Gather all lines from the material that contain "Wohnungen".

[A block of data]
* Start *

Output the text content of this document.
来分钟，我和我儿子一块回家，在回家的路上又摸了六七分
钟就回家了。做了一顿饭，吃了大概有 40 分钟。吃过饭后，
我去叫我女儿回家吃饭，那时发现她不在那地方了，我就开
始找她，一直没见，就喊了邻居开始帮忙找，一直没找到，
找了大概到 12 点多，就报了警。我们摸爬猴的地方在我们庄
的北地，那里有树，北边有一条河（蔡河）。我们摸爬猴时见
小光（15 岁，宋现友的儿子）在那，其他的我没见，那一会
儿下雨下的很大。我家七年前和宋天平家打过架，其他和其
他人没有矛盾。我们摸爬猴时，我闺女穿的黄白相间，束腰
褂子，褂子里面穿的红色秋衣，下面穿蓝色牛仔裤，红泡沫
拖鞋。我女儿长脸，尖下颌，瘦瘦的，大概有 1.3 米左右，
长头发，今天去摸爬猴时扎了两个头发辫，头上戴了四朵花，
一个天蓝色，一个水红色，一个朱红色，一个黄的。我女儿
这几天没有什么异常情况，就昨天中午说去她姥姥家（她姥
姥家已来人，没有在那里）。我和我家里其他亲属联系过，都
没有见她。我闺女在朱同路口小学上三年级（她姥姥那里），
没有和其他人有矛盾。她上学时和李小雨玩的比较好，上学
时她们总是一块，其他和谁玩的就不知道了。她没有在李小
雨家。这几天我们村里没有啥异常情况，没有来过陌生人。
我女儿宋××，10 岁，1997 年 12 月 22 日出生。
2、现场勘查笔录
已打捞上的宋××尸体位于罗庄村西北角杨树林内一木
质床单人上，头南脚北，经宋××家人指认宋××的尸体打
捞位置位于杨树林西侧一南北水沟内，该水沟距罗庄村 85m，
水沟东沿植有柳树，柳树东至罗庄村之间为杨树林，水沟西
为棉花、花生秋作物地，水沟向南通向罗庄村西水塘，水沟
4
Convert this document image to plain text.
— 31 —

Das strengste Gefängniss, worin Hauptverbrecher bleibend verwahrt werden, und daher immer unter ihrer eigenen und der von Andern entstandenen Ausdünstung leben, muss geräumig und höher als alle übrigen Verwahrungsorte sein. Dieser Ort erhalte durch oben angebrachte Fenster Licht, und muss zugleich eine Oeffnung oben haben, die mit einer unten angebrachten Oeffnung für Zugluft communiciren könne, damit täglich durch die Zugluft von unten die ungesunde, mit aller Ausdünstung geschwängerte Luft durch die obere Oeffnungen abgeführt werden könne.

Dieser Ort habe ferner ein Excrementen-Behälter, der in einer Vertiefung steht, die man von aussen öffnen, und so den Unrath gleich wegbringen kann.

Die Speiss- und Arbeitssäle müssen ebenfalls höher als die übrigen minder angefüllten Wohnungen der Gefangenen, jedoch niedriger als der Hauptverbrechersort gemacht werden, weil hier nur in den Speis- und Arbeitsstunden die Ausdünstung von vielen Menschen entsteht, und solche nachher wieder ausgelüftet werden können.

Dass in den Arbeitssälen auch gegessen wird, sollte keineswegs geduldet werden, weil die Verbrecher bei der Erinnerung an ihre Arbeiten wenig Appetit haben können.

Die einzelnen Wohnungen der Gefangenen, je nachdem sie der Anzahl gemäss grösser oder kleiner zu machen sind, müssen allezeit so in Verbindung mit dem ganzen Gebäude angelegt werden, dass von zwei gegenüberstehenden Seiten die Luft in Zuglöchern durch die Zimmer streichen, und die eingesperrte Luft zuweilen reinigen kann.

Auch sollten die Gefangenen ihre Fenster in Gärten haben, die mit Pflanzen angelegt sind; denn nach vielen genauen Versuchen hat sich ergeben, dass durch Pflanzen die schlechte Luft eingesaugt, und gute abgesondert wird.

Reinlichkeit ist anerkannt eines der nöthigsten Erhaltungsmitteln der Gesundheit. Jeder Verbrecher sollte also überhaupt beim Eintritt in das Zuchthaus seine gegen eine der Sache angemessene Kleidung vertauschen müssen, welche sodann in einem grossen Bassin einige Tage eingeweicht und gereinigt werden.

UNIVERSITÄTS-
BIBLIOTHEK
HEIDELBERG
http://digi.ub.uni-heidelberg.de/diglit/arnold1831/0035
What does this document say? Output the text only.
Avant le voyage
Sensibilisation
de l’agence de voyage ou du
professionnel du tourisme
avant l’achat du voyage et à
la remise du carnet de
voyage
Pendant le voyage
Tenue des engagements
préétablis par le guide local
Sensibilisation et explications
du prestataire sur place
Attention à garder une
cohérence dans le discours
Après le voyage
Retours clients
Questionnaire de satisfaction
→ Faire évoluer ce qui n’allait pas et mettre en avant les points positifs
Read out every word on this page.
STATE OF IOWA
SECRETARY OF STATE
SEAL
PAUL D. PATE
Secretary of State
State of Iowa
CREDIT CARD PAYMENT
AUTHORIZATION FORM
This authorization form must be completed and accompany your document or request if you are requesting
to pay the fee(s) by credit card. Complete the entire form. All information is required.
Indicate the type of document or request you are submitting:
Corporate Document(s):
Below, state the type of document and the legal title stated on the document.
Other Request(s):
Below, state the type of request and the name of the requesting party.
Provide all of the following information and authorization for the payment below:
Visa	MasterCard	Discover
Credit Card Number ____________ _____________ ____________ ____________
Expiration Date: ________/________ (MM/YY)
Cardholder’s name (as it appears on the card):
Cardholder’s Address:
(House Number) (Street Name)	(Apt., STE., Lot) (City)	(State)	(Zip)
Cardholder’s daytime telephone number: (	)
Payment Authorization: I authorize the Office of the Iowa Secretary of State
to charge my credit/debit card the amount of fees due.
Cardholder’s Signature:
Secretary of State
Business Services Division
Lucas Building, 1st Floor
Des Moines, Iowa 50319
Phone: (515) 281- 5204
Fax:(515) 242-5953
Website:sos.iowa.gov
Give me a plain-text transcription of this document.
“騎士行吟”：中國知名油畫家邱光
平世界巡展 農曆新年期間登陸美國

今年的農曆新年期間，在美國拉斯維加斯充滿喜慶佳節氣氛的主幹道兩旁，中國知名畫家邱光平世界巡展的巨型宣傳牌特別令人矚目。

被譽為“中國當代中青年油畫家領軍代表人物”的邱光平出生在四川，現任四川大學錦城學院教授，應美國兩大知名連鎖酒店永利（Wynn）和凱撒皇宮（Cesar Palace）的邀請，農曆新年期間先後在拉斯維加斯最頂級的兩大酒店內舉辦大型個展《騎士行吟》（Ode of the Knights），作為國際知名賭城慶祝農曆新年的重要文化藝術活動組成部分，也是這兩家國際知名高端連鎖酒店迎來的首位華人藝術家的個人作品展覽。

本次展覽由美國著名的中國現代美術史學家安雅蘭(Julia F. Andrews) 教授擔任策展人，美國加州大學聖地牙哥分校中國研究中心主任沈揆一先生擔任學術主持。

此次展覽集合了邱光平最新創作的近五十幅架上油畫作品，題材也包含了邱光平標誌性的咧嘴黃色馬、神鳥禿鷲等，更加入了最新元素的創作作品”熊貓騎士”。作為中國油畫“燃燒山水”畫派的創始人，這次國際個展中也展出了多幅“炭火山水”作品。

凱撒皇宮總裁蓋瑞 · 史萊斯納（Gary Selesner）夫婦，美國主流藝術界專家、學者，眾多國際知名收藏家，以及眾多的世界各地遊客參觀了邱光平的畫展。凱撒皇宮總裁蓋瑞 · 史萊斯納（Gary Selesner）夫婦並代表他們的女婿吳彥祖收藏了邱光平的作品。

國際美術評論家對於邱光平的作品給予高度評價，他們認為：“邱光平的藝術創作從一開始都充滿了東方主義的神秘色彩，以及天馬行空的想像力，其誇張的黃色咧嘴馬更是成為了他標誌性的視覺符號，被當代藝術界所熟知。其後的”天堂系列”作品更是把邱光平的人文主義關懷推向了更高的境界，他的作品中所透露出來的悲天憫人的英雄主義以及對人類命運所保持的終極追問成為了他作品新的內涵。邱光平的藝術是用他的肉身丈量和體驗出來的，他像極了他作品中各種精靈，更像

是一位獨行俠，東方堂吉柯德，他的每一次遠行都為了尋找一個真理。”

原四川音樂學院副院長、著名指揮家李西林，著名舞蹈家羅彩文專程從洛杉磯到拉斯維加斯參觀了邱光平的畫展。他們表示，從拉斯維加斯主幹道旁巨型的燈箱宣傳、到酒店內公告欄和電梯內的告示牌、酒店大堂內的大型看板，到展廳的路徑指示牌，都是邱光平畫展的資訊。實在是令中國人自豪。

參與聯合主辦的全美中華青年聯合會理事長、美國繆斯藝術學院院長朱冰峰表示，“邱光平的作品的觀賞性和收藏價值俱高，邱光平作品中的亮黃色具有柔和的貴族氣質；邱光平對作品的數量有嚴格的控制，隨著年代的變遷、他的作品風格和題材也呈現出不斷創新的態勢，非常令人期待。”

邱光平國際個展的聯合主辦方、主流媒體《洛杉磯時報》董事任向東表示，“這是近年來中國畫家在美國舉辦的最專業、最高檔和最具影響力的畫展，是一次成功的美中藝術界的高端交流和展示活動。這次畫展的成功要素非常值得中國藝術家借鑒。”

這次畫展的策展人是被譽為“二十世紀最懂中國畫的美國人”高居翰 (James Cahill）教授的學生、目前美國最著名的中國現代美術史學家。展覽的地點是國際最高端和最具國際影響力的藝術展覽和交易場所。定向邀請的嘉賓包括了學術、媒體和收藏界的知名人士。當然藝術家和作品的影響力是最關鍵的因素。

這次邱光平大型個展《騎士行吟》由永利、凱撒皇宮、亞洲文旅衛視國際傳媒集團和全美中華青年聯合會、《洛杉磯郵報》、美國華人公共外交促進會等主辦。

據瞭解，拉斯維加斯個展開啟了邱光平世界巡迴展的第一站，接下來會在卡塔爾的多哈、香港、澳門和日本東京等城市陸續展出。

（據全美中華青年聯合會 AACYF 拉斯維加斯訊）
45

* End *

**Expected answer**
Die Speiss- und Arbeitssäle müssen ebenfalls höher als die übrigen minder angefüllten Wohnungen der Gefangenen, jedoch niedriger als der Hauptverbrechersort gemacht werden, weil hier nur in den Speis- und Arbeitsstunden die Ausdünstung von vielen Menschen entsteht, und solche nachher wieder ausgelüftet werden können.
Die einzelnen Wohnungen der Gefangenen, je nachdem sie der Anzahl gemäss grösser oder kleiner zu machen sind, müssen allezeit so in Verbindung mit dem ganzen Gebäude angelegt werden, dass von zwei gegenüberstehenden Seiten die Luft in Zuglöchern durch die Zimmer streichen, und die eingesperrte Luft zuweilen reinigen kann.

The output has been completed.